## Problem
Exactly repeat all the records below, omitting the images they hold.

========

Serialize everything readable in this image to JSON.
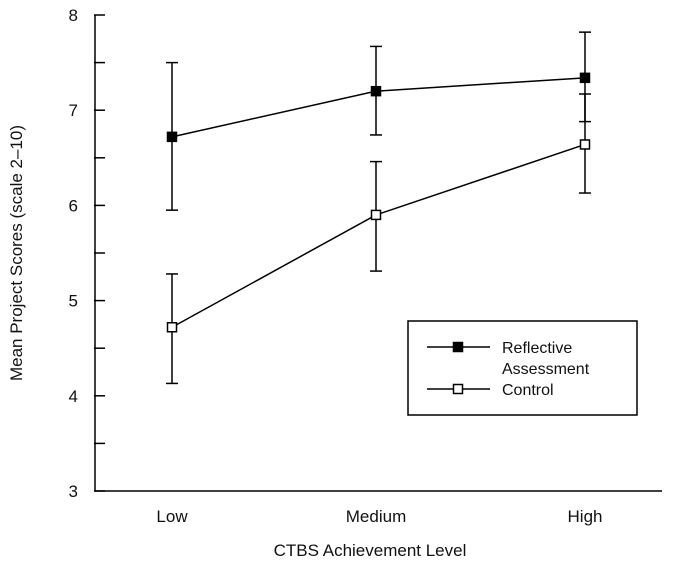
{
  "chart_data": {
    "type": "line",
    "title": "",
    "xlabel": "CTBS Achievement Level",
    "ylabel": "Mean Project Scores (scale 2–10)",
    "categories": [
      "Low",
      "Medium",
      "High"
    ],
    "ylim": [
      3,
      8
    ],
    "yticks": [
      "3",
      "4",
      "5",
      "6",
      "7",
      "8"
    ],
    "grid": false,
    "legend_position": "lower-right",
    "series": [
      {
        "name_lines": [
          "Reflective",
          "Assessment"
        ],
        "marker": "filled-square",
        "color": "#000000",
        "values": [
          6.72,
          7.2,
          7.34
        ],
        "err_low": [
          5.95,
          6.74,
          6.88
        ],
        "err_high": [
          7.5,
          7.67,
          7.82
        ]
      },
      {
        "name_lines": [
          "Control"
        ],
        "marker": "open-square",
        "color": "#000000",
        "values": [
          4.72,
          5.9,
          6.64
        ],
        "err_low": [
          4.13,
          5.31,
          6.13
        ],
        "err_high": [
          5.28,
          6.46,
          7.17
        ]
      }
    ]
  }
}
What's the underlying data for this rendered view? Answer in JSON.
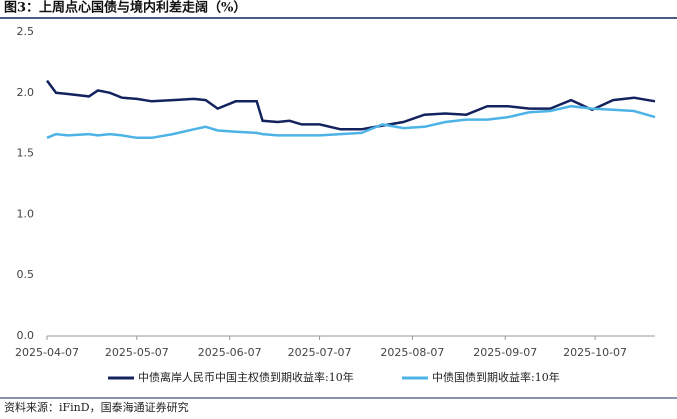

========

## Exercise solution
Serialize everything readable in this image to JSON.
{
  "chart_data": {
    "type": "line",
    "title": "",
    "xlabel": "CTBS Achievement Level",
    "ylabel": "Mean Project Scores (scale 2–10)",
    "categories": [
      "Low",
      "Medium",
      "High"
    ],
    "ylim": [
      3,
      8
    ],
    "yticks": [
      "3",
      "4",
      "5",
      "6",
      "7",
      "8"
    ],
    "grid": false,
    "legend_position": "lower-right",
    "series": [
      {
        "name_lines": [
          "Reflective",
          "Assessment"
        ],
        "marker": "filled-square",
        "color": "#000000",
        "values": [
          6.72,
          7.2,
          7.34
        ],
        "err_low": [
          5.95,
          6.74,
          6.88
        ],
        "err_high": [
          7.5,
          7.67,
          7.82
        ]
      },
      {
        "name_lines": [
          "Control"
        ],
        "marker": "open-square",
        "color": "#000000",
        "values": [
          4.72,
          5.9,
          6.64
        ],
        "err_low": [
          4.13,
          5.31,
          6.13
        ],
        "err_high": [
          5.28,
          6.46,
          7.17
        ]
      }
    ]
  }
}
What's the underlying data for this rendered view? Answer in JSON.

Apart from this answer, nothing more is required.